### Request
Separate out the lines that hold "name".

### Items from a dataset
--------------------------------------------------
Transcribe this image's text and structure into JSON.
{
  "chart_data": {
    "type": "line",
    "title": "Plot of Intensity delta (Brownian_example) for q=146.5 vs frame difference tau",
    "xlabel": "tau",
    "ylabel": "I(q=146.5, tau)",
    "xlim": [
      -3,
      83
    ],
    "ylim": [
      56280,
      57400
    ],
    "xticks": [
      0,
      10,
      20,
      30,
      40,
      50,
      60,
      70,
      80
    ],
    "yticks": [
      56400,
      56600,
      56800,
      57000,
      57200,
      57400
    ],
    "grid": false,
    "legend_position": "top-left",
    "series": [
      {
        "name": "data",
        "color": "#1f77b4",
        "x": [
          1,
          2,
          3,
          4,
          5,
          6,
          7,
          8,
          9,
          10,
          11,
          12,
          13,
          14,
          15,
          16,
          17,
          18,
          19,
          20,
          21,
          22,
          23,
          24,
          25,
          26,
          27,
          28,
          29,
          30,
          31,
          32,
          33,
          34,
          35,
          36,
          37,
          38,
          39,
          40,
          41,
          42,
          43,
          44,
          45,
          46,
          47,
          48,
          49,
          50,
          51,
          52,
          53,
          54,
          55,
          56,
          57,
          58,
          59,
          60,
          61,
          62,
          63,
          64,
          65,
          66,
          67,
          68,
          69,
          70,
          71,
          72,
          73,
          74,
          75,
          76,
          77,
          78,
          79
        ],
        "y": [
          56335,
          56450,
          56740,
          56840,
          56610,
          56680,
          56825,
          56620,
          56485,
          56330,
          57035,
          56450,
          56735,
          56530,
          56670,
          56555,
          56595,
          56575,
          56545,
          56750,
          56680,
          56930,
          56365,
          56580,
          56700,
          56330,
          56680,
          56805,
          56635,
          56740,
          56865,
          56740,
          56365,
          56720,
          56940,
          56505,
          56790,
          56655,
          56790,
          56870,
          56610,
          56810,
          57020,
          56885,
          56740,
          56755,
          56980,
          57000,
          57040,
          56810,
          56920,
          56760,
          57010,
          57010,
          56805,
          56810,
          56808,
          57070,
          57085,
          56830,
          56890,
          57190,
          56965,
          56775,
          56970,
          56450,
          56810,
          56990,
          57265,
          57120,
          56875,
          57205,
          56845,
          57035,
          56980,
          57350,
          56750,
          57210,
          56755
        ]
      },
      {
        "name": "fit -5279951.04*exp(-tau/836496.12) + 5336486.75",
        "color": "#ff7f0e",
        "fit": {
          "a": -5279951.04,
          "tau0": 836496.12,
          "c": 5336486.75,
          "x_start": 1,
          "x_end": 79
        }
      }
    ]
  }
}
--------------------------------------------------
### The completed task
        "name": "data",
        "name": "fit -5279951.04*exp(-tau/836496.12) + 5336486.75",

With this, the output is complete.